In mid-November 1943, the French police arrested 23 members of the Communist Francs-Tireurs et Partisans de la Main d'Oeuvre Immigrée (FTP-MOI), who were part of the French Resistance.[1] They were called the "Manouchian Group" after the commander, Missak Manouchian. The group was part of a network of about 100 fighters, who committed nearly all acts of armed resistance in the Paris metropolitan region between March and November 1943.[2]

Its membership included men of different backgrounds. 22 of them were Poles, five Italians, three Hungarians, two Armenians, three Spaniards, 1 French man and a Romanian woman; eleven members were Jewish.[3]

After having been tortured and interrogated for three months, the 23 were tried by a German military court. To discredit the Resistance, the authorities invited French celebrities (from the world of the cinema and other arts) to attend the trial and encourage the media to give it the widest coverage possible. All but one of the Manouchian Group's members were executed before a firing squad in Fort Mont-Valérien on 21 February 1944. Olga Bancic, who had served the group as a messenger, was taken to Stuttgart, where she was beheaded with an axe on 10 May 1944.

In the spring of 1944, the Vichy authorities launched a propaganda campaign, designed to discredit the Manouchian Group and defuse public anger over their execution. They created a poster, which became known as Affiche Rouge, due to its red background. It featured ten men of the group, with nationality, surnames, photos and descriptions of their crimes; the Germans distributed an estimated 15,000 copies of the poster.[4] Along with these posters, the Germans handed out flyers that claimed the Resistance was headed by foreigners, Jews, unemployed people, and criminals; the campaign characterized the Resistance as a "foreigners' conspiracy against French life and the sovereignty of France":

"Si des Français pillent, volent, sabotent et tuent...

Ce sont toujours des étrangers qui les commandent.
Ce sont toujours des chômeurs et des criminels professionnels qui exécutent.
Ce sont toujours des juifs qui les inspirent.
C’est l’armée du crime contre la France.

Le banditisme n’est pas l’expression du Patriotisme blessé, c’est le complot étranger contre la vie des Français et contre la souveraineté de la France."[5]

Although the poster attempted to depict the group as "terrorists", the campaign seems to have had the effect of highlighting the feats of people whom the general public considered to be freedom fighters.[5] Legend has it that supporters scribbled the words MORTS POUR LA FRANCE across the posters ("They died for France" - the phrase used on official monuments to soldiers of France who died in combat) and put flowers beneath some of the posters. In 1975, historian Philippe Diaz Raymond claimed that there was no historical record of such activity.[6] But more recent research has in fact confirmed that such additions by residents took place.[5]

Legacy edit

 
Memorial to the Manouchian Group

In 1955, Louis Aragon wrote a poem memorializing the Manouchian Group, "Strophes pour se souvenir". The poem was published in 1956 in Le roman inachevé. In 1959 Léo Ferré set it to music and recorded it as "L'Affiche rouge". Rouben Melik and Paul Éluard also wrote poems in honour of the Manouchian Group.[7][8]

In 1997, at the prompting of Robert Badinter, a French senator and former Minister of Justice, the French Parliament authorized a monument to commemorate the execution at Mont-Valérien of 1,006 citizens and members of the French Resistance, including the Manouchian Group, between 1940 and 1944. The sculptor Pascal Convert was commissioned to create the monument and Prime Minister Jean-Pierre Raffarin dedicated it on 20 September 2003.

Set exercise 1:
In the text about the Manouchian Group, where were all but one of the group's members executed on 21 February 1944?
The listing below does not come from the same source as the text about the Manouchian Group.

Material provided:

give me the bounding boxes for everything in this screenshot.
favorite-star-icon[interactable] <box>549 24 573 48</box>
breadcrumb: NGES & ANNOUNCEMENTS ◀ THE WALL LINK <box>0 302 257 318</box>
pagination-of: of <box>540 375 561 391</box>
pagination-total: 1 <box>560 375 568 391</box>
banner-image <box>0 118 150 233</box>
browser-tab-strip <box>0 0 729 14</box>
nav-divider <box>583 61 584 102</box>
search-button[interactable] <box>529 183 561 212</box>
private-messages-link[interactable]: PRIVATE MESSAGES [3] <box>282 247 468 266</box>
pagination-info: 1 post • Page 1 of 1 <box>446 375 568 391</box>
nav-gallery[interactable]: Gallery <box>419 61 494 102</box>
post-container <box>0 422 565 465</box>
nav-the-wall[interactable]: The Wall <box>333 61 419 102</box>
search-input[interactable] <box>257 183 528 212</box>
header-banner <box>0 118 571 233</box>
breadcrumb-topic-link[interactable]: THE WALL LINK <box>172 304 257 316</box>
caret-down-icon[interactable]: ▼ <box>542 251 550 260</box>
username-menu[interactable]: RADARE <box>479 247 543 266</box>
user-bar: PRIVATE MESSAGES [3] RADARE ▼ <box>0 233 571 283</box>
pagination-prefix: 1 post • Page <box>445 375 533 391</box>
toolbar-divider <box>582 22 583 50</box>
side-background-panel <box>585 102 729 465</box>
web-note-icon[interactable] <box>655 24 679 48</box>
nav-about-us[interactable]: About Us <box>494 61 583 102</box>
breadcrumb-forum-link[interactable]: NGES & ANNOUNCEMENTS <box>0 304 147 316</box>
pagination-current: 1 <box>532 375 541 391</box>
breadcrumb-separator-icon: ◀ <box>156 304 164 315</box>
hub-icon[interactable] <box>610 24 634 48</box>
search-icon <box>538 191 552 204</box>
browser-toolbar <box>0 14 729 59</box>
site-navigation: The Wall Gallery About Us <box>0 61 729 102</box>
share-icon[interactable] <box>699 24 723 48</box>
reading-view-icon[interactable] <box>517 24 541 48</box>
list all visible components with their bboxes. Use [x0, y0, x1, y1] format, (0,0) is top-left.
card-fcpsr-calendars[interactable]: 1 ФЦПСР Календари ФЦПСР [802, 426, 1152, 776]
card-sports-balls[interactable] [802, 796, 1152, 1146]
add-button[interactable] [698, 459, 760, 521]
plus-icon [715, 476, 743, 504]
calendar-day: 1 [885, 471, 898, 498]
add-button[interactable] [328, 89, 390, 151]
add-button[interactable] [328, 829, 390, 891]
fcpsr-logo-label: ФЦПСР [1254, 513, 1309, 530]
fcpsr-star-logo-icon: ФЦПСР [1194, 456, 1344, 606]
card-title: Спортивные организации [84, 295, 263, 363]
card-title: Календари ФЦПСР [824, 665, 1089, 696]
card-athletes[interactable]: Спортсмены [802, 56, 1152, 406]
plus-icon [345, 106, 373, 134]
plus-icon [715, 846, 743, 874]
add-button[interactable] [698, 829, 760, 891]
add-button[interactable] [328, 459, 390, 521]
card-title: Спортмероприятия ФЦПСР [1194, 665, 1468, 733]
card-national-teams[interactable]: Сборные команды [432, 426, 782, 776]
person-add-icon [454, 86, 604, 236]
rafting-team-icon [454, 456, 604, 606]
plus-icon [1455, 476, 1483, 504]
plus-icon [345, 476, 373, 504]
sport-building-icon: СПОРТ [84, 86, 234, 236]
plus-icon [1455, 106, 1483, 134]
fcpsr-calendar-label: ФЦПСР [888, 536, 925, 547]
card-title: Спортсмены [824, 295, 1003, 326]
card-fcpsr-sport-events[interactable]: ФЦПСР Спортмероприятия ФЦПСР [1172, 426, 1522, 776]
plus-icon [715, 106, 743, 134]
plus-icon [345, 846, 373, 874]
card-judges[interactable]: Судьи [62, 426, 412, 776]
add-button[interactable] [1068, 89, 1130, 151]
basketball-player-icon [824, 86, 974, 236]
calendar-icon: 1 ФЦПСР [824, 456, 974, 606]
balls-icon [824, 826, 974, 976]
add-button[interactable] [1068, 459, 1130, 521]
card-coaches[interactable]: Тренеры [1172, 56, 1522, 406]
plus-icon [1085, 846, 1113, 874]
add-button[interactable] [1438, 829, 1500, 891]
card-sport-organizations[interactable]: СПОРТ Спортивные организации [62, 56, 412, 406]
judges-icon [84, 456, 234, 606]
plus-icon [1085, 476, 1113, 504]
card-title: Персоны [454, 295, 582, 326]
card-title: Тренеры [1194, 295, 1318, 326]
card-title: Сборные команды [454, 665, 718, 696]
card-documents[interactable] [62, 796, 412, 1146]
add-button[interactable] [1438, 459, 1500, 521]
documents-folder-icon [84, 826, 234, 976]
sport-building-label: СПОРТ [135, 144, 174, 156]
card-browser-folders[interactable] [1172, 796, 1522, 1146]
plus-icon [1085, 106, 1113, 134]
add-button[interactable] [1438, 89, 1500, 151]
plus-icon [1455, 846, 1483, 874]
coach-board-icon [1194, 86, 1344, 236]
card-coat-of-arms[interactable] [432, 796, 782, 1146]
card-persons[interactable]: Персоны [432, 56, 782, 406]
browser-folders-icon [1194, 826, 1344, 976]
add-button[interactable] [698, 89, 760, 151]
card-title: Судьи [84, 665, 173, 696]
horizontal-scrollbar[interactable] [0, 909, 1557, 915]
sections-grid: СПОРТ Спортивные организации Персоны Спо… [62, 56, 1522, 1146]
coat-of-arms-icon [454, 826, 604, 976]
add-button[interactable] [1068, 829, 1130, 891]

Set exercise 2:
Starting at the top of the listing and stopping after the line containing "pagination-total: 1 <box>560", write those lines out again with "screenshot" changed to "page" and nothing else altered.

Correct answer 1:
Fort Mont-Valérien

Correct answer 2:
give me the bounding boxes for everything in this page.
favorite-star-icon[interactable] <box>549 24 573 48</box>
breadcrumb: NGES & ANNOUNCEMENTS ◀ THE WALL LINK <box>0 302 257 318</box>
pagination-of: of <box>540 375 561 391</box>
pagination-total: 1 <box>560 375 568 391</box>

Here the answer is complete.